* DATA IN THIS EXERCISE:
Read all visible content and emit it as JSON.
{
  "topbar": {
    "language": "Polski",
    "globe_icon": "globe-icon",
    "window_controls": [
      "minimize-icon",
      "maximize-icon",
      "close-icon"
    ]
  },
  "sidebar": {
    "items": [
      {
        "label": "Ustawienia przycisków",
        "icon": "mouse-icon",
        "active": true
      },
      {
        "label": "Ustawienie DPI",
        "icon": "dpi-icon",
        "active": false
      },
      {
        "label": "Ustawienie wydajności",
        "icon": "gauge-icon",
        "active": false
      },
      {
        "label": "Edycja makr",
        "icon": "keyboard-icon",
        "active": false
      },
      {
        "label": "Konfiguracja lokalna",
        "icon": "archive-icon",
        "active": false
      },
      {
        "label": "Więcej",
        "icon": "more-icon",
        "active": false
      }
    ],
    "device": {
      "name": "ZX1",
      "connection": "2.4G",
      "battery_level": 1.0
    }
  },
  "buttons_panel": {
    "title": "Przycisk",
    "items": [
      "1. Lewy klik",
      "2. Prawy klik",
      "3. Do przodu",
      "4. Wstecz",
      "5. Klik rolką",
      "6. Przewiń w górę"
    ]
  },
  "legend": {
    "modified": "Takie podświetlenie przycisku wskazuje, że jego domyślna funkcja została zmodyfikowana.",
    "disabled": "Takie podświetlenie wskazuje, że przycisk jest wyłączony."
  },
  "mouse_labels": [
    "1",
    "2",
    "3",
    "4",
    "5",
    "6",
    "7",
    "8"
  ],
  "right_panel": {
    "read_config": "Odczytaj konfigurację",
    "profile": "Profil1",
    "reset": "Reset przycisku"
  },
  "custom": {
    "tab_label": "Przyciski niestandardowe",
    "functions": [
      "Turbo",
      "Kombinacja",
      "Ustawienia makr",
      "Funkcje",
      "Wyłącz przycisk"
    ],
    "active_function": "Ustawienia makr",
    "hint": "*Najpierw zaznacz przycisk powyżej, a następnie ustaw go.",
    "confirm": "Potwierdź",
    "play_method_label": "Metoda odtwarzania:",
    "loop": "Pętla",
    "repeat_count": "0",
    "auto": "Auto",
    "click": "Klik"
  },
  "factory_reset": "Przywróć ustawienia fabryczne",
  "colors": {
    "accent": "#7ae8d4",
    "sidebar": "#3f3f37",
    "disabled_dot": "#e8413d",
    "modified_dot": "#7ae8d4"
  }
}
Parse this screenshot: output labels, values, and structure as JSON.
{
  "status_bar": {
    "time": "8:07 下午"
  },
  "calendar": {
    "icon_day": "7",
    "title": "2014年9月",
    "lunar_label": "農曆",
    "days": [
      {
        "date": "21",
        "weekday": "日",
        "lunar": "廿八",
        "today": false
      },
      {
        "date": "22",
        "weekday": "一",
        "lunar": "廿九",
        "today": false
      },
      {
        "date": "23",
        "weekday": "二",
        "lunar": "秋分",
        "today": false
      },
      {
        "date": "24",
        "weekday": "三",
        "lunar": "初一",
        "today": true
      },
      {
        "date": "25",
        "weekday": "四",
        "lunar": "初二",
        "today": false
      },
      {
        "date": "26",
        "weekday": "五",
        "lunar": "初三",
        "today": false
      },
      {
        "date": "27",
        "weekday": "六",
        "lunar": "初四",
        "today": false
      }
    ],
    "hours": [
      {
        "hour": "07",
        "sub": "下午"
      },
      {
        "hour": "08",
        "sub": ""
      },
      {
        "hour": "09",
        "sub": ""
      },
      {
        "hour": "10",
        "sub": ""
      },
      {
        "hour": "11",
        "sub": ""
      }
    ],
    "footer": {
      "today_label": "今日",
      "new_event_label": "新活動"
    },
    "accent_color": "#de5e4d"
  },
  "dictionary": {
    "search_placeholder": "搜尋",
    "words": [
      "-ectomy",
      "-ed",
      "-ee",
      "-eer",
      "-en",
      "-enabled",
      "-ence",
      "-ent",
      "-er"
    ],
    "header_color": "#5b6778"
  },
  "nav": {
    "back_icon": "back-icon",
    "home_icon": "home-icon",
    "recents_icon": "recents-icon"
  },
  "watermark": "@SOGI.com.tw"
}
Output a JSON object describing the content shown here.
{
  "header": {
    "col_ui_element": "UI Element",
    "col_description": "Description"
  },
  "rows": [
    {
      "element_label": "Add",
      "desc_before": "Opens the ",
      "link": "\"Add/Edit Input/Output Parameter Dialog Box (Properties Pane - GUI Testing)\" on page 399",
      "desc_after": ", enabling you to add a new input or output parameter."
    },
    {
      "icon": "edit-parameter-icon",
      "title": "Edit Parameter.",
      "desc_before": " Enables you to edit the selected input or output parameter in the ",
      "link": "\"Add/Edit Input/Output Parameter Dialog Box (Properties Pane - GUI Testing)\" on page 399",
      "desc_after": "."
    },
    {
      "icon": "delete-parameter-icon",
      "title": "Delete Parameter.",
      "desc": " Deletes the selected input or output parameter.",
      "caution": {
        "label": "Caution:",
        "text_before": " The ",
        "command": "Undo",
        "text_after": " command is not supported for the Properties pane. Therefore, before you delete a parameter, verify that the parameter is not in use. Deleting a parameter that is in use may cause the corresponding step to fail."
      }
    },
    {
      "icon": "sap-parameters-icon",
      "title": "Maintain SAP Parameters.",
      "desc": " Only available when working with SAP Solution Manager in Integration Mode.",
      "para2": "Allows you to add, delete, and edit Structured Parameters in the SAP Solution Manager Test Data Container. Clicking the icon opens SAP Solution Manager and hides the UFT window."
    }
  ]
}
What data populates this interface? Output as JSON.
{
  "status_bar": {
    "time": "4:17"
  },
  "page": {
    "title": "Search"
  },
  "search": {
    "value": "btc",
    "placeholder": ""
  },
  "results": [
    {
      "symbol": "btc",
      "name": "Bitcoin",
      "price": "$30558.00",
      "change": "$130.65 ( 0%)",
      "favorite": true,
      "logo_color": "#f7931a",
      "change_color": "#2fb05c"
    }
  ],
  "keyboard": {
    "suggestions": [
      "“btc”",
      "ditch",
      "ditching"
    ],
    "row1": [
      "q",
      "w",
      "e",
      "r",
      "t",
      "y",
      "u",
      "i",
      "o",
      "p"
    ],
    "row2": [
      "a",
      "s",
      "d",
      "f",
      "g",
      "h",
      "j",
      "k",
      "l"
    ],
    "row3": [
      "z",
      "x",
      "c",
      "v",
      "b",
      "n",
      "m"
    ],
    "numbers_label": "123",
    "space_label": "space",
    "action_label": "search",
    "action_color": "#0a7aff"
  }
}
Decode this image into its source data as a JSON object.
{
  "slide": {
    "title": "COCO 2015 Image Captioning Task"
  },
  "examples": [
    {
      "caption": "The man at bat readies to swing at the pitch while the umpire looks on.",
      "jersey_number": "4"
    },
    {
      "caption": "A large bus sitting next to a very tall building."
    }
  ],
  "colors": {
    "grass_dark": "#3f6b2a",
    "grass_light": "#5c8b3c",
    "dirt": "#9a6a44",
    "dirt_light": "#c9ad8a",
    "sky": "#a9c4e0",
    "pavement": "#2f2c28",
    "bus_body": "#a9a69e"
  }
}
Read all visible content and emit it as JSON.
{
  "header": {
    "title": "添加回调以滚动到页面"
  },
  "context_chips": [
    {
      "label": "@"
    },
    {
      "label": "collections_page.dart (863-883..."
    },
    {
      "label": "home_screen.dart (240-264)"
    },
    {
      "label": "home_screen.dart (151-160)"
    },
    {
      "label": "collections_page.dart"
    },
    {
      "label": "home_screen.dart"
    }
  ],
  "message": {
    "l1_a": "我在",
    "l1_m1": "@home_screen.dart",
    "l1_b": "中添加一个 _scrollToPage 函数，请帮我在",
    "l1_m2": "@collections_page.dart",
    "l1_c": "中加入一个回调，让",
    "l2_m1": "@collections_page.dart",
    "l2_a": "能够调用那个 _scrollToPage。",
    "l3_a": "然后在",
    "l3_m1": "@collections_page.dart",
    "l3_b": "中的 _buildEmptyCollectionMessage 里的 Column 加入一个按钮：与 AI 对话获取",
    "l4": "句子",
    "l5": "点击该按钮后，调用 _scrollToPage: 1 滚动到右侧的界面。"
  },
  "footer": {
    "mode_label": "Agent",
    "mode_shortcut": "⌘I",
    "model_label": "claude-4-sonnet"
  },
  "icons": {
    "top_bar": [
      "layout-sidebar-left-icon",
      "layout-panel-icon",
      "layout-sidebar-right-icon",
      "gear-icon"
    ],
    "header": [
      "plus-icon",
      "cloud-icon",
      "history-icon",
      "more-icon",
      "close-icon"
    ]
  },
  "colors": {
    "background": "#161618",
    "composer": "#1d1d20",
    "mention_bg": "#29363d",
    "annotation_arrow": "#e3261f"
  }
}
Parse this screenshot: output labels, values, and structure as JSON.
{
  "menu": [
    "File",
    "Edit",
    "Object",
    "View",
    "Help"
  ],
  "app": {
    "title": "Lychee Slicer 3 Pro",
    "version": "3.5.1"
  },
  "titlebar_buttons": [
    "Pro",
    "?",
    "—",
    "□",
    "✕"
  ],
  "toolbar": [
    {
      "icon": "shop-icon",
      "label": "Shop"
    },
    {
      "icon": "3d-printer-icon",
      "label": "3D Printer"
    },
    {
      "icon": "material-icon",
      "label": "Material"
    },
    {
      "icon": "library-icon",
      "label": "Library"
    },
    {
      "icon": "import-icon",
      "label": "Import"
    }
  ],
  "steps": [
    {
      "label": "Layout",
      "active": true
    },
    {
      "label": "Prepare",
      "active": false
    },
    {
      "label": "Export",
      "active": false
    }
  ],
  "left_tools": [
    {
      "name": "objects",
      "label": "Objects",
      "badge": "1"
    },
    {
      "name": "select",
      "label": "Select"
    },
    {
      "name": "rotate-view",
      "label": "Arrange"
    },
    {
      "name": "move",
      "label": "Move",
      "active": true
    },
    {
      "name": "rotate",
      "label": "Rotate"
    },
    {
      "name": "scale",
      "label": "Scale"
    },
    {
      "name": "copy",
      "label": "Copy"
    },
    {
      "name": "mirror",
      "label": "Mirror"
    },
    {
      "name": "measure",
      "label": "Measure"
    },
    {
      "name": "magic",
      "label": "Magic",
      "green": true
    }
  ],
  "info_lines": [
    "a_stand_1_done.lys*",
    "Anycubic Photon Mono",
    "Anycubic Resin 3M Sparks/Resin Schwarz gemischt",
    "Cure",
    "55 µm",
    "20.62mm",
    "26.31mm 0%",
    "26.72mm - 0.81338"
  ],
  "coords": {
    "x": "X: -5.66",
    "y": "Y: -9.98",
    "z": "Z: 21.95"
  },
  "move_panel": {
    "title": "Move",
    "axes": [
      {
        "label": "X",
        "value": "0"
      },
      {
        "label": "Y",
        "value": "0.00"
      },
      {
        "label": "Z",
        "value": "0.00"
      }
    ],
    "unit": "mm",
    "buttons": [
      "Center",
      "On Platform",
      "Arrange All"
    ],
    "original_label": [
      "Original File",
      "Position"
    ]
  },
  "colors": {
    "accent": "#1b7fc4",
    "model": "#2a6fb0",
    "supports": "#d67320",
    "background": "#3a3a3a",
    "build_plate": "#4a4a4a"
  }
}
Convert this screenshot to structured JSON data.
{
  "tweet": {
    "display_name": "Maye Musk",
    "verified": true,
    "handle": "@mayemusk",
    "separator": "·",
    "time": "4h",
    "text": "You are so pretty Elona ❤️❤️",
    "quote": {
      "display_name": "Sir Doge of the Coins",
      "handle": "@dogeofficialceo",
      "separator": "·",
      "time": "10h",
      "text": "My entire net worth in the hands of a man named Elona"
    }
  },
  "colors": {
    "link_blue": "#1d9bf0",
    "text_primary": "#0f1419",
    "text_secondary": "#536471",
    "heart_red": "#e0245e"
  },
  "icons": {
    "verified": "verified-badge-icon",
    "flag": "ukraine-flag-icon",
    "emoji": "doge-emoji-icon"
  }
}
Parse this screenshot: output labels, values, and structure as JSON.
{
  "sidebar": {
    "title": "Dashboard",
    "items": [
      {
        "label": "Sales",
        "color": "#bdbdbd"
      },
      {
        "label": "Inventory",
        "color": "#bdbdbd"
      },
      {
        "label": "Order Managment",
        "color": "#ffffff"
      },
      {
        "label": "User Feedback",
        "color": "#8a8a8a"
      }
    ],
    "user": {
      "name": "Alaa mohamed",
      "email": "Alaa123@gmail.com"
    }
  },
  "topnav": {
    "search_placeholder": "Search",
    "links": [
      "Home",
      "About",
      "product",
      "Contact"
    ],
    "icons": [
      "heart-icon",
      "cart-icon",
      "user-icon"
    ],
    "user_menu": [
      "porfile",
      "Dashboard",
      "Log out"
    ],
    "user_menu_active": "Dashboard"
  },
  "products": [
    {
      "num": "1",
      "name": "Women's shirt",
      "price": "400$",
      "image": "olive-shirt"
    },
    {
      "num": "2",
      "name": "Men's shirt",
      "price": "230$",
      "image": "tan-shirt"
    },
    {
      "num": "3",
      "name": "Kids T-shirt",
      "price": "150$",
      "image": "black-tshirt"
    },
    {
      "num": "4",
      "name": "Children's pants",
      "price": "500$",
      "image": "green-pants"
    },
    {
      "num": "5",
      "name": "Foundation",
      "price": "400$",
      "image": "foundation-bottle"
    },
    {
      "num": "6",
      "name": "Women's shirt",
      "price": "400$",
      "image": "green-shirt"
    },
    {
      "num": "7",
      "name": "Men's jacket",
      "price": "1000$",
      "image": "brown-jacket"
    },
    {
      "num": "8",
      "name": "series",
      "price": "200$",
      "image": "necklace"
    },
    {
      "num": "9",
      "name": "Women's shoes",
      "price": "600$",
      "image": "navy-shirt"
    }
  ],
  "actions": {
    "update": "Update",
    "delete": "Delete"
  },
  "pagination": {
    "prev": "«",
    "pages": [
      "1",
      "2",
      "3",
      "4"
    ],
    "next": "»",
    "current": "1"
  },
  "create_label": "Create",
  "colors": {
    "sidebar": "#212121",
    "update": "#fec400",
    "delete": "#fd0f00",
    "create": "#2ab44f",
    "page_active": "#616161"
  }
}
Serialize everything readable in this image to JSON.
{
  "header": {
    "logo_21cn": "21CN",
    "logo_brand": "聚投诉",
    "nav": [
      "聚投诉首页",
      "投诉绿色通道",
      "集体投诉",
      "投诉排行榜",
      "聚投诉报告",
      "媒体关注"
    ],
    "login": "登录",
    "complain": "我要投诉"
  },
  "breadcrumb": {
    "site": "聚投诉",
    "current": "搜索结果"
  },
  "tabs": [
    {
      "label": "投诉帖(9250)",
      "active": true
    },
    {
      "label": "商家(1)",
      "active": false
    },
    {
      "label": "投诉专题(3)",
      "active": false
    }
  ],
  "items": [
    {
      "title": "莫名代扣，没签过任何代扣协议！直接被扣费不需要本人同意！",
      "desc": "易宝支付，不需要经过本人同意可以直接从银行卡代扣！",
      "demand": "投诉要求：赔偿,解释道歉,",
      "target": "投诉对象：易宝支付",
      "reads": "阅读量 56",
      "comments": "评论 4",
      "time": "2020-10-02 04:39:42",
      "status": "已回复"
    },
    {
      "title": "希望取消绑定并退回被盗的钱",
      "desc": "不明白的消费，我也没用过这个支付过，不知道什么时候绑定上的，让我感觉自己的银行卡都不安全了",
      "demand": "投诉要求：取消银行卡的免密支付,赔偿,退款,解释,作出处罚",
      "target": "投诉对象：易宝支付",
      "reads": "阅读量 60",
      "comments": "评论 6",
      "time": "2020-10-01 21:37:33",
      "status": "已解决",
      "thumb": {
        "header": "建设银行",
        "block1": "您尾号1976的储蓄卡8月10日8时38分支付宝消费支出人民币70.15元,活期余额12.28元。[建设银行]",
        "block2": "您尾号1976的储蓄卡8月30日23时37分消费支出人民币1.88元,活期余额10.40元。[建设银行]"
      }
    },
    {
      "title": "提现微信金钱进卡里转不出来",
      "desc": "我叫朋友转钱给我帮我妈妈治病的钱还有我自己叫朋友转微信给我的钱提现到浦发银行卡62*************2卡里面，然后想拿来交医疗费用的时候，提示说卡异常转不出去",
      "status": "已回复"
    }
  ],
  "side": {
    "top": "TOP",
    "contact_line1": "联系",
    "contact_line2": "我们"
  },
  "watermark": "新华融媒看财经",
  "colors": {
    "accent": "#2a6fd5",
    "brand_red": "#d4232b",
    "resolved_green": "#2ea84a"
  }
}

* WORK TO COMPLETE:
Show the lines of the records that contain the word "wskazuje".

* ANSWER IN FULL:
    "modified": "Takie podświetlenie przycisku wskazuje, że jego domyślna funkcja została zmodyfikowana.",
    "disabled": "Takie podświetlenie wskazuje, że przycisk jest wyłączony."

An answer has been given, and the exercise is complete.